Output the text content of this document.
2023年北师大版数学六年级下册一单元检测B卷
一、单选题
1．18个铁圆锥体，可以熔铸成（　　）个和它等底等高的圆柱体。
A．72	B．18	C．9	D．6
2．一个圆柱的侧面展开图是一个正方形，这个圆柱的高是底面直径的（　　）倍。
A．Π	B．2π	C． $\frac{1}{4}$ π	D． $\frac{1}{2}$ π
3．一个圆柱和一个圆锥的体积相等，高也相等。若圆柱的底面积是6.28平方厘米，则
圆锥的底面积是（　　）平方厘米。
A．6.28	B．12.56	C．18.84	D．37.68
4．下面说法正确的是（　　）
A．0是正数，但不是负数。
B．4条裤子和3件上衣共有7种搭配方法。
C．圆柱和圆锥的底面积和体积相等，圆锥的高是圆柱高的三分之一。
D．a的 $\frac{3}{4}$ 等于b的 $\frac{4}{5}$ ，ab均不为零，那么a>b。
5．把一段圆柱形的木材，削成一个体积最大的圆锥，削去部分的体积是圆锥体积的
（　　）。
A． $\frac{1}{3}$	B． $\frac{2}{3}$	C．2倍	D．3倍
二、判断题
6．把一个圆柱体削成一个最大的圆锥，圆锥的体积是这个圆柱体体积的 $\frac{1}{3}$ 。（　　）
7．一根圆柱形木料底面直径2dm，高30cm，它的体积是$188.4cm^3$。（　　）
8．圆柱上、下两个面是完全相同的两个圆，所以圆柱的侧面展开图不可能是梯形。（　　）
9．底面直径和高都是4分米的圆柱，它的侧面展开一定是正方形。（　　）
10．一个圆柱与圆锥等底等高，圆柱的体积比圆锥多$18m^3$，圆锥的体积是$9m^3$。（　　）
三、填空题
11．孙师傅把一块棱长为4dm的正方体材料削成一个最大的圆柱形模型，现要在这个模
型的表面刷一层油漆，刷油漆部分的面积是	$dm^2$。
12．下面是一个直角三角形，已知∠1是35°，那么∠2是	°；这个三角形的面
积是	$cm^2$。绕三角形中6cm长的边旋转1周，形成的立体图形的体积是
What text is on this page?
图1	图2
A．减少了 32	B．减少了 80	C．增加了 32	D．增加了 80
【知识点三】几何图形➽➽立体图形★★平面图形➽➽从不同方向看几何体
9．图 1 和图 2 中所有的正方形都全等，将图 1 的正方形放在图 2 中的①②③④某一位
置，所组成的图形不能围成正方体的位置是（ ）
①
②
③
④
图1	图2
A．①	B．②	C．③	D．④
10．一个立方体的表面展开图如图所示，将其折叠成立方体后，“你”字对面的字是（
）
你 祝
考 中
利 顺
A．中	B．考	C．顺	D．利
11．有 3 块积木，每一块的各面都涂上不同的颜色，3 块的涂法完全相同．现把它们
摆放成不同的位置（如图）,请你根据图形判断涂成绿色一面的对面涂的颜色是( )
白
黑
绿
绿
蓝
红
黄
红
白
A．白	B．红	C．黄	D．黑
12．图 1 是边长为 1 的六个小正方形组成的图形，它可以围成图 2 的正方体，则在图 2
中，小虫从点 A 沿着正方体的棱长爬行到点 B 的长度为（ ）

::::::

• _Directions_
Locate the string "this" in the listing above and copy every line where it occurs.

• _Task response_
Output the text content of this document.
What text is on this page?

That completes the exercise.